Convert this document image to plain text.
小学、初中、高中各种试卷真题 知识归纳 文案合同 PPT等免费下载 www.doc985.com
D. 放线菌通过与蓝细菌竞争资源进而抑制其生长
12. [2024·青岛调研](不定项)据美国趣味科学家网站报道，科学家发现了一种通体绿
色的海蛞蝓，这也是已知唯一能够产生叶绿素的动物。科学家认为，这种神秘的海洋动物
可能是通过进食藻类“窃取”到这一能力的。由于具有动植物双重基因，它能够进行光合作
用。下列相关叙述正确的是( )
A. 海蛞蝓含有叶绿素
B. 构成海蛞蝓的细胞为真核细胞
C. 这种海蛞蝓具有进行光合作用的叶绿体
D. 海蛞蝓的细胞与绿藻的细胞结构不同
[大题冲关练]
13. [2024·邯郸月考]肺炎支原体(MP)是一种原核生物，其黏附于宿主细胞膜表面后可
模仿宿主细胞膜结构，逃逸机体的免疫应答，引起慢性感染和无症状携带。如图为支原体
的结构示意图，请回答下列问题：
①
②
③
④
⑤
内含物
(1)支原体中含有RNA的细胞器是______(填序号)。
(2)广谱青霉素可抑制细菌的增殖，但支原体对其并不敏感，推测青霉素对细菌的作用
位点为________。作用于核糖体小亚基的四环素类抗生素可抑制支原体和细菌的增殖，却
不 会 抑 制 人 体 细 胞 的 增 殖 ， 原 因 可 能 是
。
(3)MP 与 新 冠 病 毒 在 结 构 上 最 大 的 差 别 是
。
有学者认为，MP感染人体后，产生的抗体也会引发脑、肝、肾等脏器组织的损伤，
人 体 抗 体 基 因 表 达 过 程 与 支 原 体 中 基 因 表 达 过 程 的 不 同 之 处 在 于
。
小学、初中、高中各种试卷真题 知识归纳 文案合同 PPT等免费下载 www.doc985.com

- [JOB]
Transcribe the whole listing with nothing added or left out.

- [REPLY]
Convert this document image to plain text.
小学、初中、高中各种试卷真题 知识归纳 文案合同 PPT等免费下载 www.doc985.com
D. 放线菌通过与蓝细菌竞争资源进而抑制其生长
12. [2024·青岛调研](不定项)据美国趣味科学家网站报道，科学家发现了一种通体绿
色的海蛞蝓，这也是已知唯一能够产生叶绿素的动物。科学家认为，这种神秘的海洋动物
可能是通过进食藻类“窃取”到这一能力的。由于具有动植物双重基因，它能够进行光合作
用。下列相关叙述正确的是( )
A. 海蛞蝓含有叶绿素
B. 构成海蛞蝓的细胞为真核细胞
C. 这种海蛞蝓具有进行光合作用的叶绿体
D. 海蛞蝓的细胞与绿藻的细胞结构不同
[大题冲关练]
13. [2024·邯郸月考]肺炎支原体(MP)是一种原核生物，其黏附于宿主细胞膜表面后可
模仿宿主细胞膜结构，逃逸机体的免疫应答，引起慢性感染和无症状携带。如图为支原体
的结构示意图，请回答下列问题：
①
②
③
④
⑤
内含物
(1)支原体中含有RNA的细胞器是______(填序号)。
(2)广谱青霉素可抑制细菌的增殖，但支原体对其并不敏感，推测青霉素对细菌的作用
位点为________。作用于核糖体小亚基的四环素类抗生素可抑制支原体和细菌的增殖，却
不 会 抑 制 人 体 细 胞 的 增 殖 ， 原 因 可 能 是
。
(3)MP 与 新 冠 病 毒 在 结 构 上 最 大 的 差 别 是
。
有学者认为，MP感染人体后，产生的抗体也会引发脑、肝、肾等脏器组织的损伤，
人 体 抗 体 基 因 表 达 过 程 与 支 原 体 中 基 因 表 达 过 程 的 不 同 之 处 在 于
。
小学、初中、高中各种试卷真题 知识归纳 文案合同 PPT等免费下载 www.doc985.com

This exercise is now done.